[REQUIRED WORK]
Pull out every row below that contains the string "chip", copying each one in full.
-- INPUT DATA start --
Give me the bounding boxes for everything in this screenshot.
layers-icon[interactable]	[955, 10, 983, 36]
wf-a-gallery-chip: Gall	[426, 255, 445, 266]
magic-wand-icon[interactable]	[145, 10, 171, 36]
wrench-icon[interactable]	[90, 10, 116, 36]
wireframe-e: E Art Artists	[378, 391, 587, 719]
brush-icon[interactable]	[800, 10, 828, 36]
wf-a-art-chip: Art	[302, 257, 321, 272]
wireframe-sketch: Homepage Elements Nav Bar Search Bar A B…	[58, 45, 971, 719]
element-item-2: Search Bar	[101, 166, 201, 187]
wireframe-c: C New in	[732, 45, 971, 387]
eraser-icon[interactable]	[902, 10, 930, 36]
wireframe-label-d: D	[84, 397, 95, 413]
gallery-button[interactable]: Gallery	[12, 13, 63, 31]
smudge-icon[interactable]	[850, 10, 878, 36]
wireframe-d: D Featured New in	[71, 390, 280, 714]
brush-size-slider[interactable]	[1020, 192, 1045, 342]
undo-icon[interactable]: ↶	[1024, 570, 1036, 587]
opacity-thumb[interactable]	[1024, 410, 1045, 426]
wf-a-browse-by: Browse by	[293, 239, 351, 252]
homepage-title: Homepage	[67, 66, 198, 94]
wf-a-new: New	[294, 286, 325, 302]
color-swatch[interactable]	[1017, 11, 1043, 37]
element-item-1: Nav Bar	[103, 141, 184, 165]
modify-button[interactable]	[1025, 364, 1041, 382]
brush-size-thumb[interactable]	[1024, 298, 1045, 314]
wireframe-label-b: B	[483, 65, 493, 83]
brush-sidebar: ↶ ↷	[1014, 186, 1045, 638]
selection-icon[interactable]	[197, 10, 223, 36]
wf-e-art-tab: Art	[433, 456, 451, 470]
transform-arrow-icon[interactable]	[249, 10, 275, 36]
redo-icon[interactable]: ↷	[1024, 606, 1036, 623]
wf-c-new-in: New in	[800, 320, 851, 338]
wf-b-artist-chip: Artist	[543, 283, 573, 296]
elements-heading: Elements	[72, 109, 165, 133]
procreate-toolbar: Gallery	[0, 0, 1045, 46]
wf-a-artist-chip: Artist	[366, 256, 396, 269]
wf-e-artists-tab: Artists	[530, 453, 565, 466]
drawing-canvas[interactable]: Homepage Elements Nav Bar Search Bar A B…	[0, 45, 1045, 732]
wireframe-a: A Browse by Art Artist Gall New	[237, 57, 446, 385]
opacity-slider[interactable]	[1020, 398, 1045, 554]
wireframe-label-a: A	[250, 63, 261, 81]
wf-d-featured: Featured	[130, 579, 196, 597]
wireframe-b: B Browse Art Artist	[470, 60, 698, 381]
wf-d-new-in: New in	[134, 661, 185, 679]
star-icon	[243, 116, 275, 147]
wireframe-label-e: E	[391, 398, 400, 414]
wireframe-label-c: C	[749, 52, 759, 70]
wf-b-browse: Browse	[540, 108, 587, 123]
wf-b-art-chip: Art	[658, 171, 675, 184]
-- INPUT DATA end --
[RESULT FOR THIS TASK]
wf-a-gallery-chip: Gall	[426, 255, 445, 266]
wf-a-art-chip: Art	[302, 257, 321, 272]
wf-b-artist-chip: Artist	[543, 283, 573, 296]
wf-a-artist-chip: Artist	[366, 256, 396, 269]
wf-b-art-chip: Art	[658, 171, 675, 184]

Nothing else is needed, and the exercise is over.